= TASK STATEMENT =
Write out the records word for word, with no pictures.

## START

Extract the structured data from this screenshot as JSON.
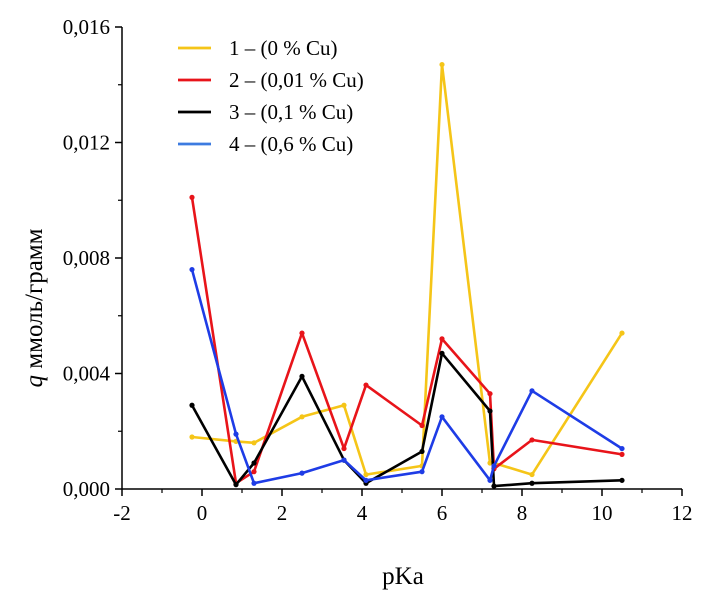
{
  "chart_data": {
    "type": "line",
    "xlabel": "pKa",
    "ylabel_symbol": "q",
    "ylabel_rest": " ммоль/грамм",
    "xlim": [
      -2,
      12
    ],
    "ylim": [
      0,
      0.016
    ],
    "x_ticks": [
      -2,
      0,
      2,
      4,
      6,
      8,
      10,
      12
    ],
    "x_tick_labels": [
      "-2",
      "0",
      "2",
      "4",
      "6",
      "8",
      "10",
      "12"
    ],
    "y_ticks": [
      0,
      0.004,
      0.008,
      0.012,
      0.016
    ],
    "y_tick_labels": [
      "0,000",
      "0,004",
      "0,008",
      "0,012",
      "0,016"
    ],
    "grid": false,
    "legend_position": "top-left",
    "series": [
      {
        "name": "1 – (0 % Cu)",
        "color": "#F5C518",
        "x": [
          -0.25,
          0.85,
          1.3,
          2.5,
          3.55,
          4.1,
          5.5,
          6.0,
          7.2,
          7.3,
          8.25,
          10.5
        ],
        "y": [
          0.0018,
          0.00165,
          0.0016,
          0.0025,
          0.0029,
          0.0005,
          0.0008,
          0.0147,
          0.0009,
          0.0009,
          0.0005,
          0.0054
        ]
      },
      {
        "name": "2 – (0,01 % Cu)",
        "color": "#E8141A",
        "x": [
          -0.25,
          0.85,
          1.3,
          2.5,
          3.55,
          4.1,
          5.5,
          6.0,
          7.2,
          7.3,
          8.25,
          10.5
        ],
        "y": [
          0.0101,
          0.0002,
          0.0006,
          0.0054,
          0.0014,
          0.0036,
          0.0022,
          0.0052,
          0.0033,
          0.0007,
          0.0017,
          0.0012
        ]
      },
      {
        "name": "3 – (0,1 % Cu)",
        "color": "#000000",
        "x": [
          -0.25,
          0.85,
          1.3,
          2.5,
          3.55,
          4.1,
          5.5,
          6.0,
          7.2,
          7.3,
          8.25,
          10.5
        ],
        "y": [
          0.0029,
          0.00015,
          0.0009,
          0.0039,
          0.001,
          0.0002,
          0.0013,
          0.0047,
          0.0027,
          0.0001,
          0.0002,
          0.0003
        ]
      },
      {
        "name": "4 – (0,6 % Cu)",
        "color": "#1E3CE6",
        "legend_color": "#3D7BE0",
        "x": [
          -0.25,
          0.85,
          1.3,
          2.5,
          3.55,
          4.1,
          5.5,
          6.0,
          7.2,
          7.3,
          8.25,
          10.5
        ],
        "y": [
          0.0076,
          0.0019,
          0.0002,
          0.00055,
          0.001,
          0.0003,
          0.0006,
          0.0025,
          0.0003,
          0.0008,
          0.0034,
          0.0014
        ]
      }
    ]
  }
}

## END

= RESULT OF THIS TASK =
Extract the structured data from this screenshot as JSON.
{
  "chart_data": {
    "type": "line",
    "xlabel": "pKa",
    "ylabel_symbol": "q",
    "ylabel_rest": " ммоль/грамм",
    "xlim": [
      -2,
      12
    ],
    "ylim": [
      0,
      0.016
    ],
    "x_ticks": [
      -2,
      0,
      2,
      4,
      6,
      8,
      10,
      12
    ],
    "x_tick_labels": [
      "-2",
      "0",
      "2",
      "4",
      "6",
      "8",
      "10",
      "12"
    ],
    "y_ticks": [
      0,
      0.004,
      0.008,
      0.012,
      0.016
    ],
    "y_tick_labels": [
      "0,000",
      "0,004",
      "0,008",
      "0,012",
      "0,016"
    ],
    "grid": false,
    "legend_position": "top-left",
    "series": [
      {
        "name": "1 – (0 % Cu)",
        "color": "#F5C518",
        "x": [
          -0.25,
          0.85,
          1.3,
          2.5,
          3.55,
          4.1,
          5.5,
          6.0,
          7.2,
          7.3,
          8.25,
          10.5
        ],
        "y": [
          0.0018,
          0.00165,
          0.0016,
          0.0025,
          0.0029,
          0.0005,
          0.0008,
          0.0147,
          0.0009,
          0.0009,
          0.0005,
          0.0054
        ]
      },
      {
        "name": "2 – (0,01 % Cu)",
        "color": "#E8141A",
        "x": [
          -0.25,
          0.85,
          1.3,
          2.5,
          3.55,
          4.1,
          5.5,
          6.0,
          7.2,
          7.3,
          8.25,
          10.5
        ],
        "y": [
          0.0101,
          0.0002,
          0.0006,
          0.0054,
          0.0014,
          0.0036,
          0.0022,
          0.0052,
          0.0033,
          0.0007,
          0.0017,
          0.0012
        ]
      },
      {
        "name": "3 – (0,1 % Cu)",
        "color": "#000000",
        "x": [
          -0.25,
          0.85,
          1.3,
          2.5,
          3.55,
          4.1,
          5.5,
          6.0,
          7.2,
          7.3,
          8.25,
          10.5
        ],
        "y": [
          0.0029,
          0.00015,
          0.0009,
          0.0039,
          0.001,
          0.0002,
          0.0013,
          0.0047,
          0.0027,
          0.0001,
          0.0002,
          0.0003
        ]
      },
      {
        "name": "4 – (0,6 % Cu)",
        "color": "#1E3CE6",
        "legend_color": "#3D7BE0",
        "x": [
          -0.25,
          0.85,
          1.3,
          2.5,
          3.55,
          4.1,
          5.5,
          6.0,
          7.2,
          7.3,
          8.25,
          10.5
        ],
        "y": [
          0.0076,
          0.0019,
          0.0002,
          0.00055,
          0.001,
          0.0003,
          0.0006,
          0.0025,
          0.0003,
          0.0008,
          0.0034,
          0.0014
        ]
      }
    ]
  }
}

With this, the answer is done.